- Required work
Everything from the line that contains "Give me a plain-text" through the last line of the listing must be copied exactly, with both of those lines included and no others.

— Start of Given records —

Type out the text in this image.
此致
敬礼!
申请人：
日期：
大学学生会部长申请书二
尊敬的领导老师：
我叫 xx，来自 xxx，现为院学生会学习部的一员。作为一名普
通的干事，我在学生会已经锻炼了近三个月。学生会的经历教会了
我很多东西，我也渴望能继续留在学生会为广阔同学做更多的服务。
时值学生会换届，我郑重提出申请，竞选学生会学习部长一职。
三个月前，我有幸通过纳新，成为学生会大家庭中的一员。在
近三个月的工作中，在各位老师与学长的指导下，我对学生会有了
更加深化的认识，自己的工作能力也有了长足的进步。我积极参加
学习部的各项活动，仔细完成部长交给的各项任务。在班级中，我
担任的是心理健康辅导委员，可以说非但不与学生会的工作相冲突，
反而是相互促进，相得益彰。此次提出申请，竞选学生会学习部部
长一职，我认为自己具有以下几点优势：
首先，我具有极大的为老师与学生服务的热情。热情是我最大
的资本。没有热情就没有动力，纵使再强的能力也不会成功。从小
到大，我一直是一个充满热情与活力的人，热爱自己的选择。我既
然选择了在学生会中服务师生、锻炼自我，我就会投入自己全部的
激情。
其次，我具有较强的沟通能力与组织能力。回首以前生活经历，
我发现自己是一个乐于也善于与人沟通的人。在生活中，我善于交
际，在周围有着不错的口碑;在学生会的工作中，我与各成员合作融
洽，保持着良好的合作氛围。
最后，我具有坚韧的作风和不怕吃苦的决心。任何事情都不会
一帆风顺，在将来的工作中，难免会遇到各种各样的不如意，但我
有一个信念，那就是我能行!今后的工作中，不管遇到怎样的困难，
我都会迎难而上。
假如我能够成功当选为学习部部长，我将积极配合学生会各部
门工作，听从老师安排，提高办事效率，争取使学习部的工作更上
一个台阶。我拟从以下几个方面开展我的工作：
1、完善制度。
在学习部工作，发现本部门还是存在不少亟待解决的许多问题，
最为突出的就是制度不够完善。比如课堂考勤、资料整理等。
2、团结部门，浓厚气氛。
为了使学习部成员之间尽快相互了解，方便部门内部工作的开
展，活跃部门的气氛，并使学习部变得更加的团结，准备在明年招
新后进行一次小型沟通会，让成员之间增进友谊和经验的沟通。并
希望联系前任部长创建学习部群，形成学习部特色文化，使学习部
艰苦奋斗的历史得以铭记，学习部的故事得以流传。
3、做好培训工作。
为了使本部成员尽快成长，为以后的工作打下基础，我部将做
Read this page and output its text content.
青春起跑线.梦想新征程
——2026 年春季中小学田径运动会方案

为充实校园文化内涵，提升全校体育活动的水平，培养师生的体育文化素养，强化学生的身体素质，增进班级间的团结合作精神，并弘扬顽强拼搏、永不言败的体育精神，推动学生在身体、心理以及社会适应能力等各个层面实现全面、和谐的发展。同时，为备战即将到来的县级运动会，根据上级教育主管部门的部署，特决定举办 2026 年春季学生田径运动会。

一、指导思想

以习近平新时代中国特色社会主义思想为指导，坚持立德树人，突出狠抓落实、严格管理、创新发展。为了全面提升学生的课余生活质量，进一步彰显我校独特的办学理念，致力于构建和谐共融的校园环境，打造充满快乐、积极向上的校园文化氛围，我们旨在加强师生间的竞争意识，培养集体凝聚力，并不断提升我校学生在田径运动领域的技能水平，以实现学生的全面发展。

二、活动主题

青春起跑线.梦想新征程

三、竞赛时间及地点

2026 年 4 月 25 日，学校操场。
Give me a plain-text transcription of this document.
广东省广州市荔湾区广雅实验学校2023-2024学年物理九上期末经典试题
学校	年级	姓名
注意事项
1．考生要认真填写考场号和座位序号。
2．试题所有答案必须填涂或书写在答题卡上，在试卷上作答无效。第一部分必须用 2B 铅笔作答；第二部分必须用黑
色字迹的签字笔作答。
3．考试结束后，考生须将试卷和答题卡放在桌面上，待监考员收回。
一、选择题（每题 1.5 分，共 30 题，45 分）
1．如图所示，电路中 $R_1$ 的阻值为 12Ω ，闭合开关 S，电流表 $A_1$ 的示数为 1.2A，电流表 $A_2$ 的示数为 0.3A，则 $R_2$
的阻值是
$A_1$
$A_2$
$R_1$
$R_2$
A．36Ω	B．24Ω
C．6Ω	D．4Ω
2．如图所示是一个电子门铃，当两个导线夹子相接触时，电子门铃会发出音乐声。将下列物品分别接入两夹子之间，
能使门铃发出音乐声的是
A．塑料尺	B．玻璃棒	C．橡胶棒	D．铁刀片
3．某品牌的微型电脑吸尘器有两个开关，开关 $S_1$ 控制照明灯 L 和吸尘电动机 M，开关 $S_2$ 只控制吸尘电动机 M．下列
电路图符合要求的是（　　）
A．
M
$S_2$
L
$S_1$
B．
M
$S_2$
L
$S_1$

— End of Given records —

- Output
Give me a plain-text transcription of this document.
广东省广州市荔湾区广雅实验学校2023-2024学年物理九上期末经典试题
学校	年级	姓名
注意事项
1．考生要认真填写考场号和座位序号。
2．试题所有答案必须填涂或书写在答题卡上，在试卷上作答无效。第一部分必须用 2B 铅笔作答；第二部分必须用黑
色字迹的签字笔作答。
3．考试结束后，考生须将试卷和答题卡放在桌面上，待监考员收回。
一、选择题（每题 1.5 分，共 30 题，45 分）
1．如图所示，电路中 $R_1$ 的阻值为 12Ω ，闭合开关 S，电流表 $A_1$ 的示数为 1.2A，电流表 $A_2$ 的示数为 0.3A，则 $R_2$
的阻值是
$A_1$
$A_2$
$R_1$
$R_2$
A．36Ω	B．24Ω
C．6Ω	D．4Ω
2．如图所示是一个电子门铃，当两个导线夹子相接触时，电子门铃会发出音乐声。将下列物品分别接入两夹子之间，
能使门铃发出音乐声的是
A．塑料尺	B．玻璃棒	C．橡胶棒	D．铁刀片
3．某品牌的微型电脑吸尘器有两个开关，开关 $S_1$ 控制照明灯 L 和吸尘电动机 M，开关 $S_2$ 只控制吸尘电动机 M．下列
电路图符合要求的是（　　）
A．
M
$S_2$
L
$S_1$
B．
M
$S_2$
L
$S_1$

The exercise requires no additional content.